Data shown >>
__________________________________________________

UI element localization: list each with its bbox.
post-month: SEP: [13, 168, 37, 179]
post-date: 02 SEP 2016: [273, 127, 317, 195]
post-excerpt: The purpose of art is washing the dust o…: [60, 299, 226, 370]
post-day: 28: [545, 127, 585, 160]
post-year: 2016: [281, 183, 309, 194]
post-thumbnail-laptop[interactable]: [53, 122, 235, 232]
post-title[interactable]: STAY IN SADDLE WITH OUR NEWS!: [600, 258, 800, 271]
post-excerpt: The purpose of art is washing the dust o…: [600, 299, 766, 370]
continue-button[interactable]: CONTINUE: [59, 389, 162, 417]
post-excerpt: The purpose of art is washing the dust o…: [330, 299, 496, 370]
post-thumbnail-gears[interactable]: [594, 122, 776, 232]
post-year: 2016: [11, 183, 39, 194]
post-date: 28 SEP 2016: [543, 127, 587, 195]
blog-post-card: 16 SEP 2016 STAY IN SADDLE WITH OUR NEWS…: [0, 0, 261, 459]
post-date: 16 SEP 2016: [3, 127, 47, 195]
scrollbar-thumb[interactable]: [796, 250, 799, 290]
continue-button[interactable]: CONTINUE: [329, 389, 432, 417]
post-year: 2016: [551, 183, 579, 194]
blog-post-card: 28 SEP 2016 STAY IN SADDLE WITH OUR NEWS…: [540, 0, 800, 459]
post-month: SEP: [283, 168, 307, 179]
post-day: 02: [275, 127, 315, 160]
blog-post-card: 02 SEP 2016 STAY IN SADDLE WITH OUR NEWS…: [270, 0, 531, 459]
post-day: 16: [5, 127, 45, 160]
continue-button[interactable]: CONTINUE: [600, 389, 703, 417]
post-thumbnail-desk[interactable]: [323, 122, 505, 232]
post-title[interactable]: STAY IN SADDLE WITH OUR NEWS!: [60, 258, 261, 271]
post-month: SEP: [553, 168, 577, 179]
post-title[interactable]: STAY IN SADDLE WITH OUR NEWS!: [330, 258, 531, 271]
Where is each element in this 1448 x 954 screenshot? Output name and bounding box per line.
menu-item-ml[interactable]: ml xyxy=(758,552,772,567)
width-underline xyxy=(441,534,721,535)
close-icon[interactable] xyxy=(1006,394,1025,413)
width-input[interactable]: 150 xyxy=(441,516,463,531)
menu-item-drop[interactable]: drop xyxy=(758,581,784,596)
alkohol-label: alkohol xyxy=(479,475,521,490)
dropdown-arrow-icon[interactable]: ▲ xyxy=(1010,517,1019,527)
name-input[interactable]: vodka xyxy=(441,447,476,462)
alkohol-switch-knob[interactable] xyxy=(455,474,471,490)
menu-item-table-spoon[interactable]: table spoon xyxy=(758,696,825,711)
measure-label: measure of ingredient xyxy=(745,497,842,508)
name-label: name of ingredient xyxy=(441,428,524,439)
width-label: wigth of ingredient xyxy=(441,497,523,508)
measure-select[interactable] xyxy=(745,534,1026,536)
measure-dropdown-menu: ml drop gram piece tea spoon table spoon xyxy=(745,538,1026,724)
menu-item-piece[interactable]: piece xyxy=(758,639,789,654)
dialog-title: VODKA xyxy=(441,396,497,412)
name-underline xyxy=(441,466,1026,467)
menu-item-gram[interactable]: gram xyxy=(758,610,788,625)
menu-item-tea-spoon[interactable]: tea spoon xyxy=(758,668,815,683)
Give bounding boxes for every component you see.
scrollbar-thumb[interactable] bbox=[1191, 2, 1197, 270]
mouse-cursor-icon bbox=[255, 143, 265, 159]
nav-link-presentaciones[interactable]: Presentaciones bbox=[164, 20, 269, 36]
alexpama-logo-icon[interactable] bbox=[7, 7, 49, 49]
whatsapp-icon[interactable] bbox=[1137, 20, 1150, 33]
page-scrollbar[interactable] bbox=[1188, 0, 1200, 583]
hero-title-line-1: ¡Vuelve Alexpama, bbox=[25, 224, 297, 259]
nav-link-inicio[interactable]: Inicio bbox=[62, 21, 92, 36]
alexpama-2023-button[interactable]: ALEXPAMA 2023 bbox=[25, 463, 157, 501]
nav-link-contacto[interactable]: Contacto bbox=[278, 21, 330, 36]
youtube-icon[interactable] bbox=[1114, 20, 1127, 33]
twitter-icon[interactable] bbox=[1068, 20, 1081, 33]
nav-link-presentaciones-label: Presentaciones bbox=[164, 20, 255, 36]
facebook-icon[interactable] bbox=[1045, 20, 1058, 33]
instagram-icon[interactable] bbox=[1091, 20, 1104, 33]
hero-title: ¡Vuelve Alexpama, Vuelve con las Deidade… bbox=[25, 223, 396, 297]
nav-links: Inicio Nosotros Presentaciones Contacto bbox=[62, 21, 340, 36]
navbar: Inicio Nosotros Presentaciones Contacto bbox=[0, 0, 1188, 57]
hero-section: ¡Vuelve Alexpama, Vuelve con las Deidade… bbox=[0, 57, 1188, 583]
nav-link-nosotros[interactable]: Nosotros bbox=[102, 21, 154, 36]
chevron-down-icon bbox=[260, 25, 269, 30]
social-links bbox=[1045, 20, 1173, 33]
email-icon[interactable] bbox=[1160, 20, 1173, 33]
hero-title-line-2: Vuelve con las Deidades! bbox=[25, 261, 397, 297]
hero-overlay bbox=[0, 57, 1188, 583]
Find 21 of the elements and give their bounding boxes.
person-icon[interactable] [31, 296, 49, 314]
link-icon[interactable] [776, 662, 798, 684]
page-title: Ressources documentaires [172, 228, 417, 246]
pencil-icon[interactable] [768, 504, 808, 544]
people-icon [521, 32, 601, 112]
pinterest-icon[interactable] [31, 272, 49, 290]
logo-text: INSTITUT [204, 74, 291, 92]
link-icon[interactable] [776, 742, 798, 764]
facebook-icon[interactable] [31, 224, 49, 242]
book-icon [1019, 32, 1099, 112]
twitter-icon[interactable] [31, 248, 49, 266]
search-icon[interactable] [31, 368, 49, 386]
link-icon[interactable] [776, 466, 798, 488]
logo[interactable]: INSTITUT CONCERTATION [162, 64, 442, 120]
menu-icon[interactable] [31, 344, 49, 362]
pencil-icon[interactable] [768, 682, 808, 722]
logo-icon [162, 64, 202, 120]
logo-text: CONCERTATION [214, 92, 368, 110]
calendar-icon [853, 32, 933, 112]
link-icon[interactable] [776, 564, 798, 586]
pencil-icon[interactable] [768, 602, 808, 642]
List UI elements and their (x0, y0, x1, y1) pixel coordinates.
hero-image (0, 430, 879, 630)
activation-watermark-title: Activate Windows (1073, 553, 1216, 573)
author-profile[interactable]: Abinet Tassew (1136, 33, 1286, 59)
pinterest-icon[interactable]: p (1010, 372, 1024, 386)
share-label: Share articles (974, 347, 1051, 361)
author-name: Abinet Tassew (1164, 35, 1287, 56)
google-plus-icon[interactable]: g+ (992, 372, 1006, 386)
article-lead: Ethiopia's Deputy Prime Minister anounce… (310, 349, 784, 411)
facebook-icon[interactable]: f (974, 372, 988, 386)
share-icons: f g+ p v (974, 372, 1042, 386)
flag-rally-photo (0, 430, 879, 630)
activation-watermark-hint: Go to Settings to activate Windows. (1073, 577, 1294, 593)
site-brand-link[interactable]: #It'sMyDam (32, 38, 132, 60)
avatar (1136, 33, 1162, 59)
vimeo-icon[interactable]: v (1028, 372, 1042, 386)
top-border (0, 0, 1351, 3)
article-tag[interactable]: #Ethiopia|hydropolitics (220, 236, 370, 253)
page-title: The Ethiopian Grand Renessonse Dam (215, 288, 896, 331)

__________________________________________________

Can you give the rows again, starting at the very first one and going through the line with "post-thumbnail-laptop[interactable]: [53, 122, 235, 232]", with "post-month" switched to "entry-month" and everything else left the same?

UI element localization: list each with its bbox.
entry-month: SEP: [13, 168, 37, 179]
post-date: 02 SEP 2016: [273, 127, 317, 195]
post-excerpt: The purpose of art is washing the dust o…: [60, 299, 226, 370]
post-day: 28: [545, 127, 585, 160]
post-year: 2016: [281, 183, 309, 194]
post-thumbnail-laptop[interactable]: [53, 122, 235, 232]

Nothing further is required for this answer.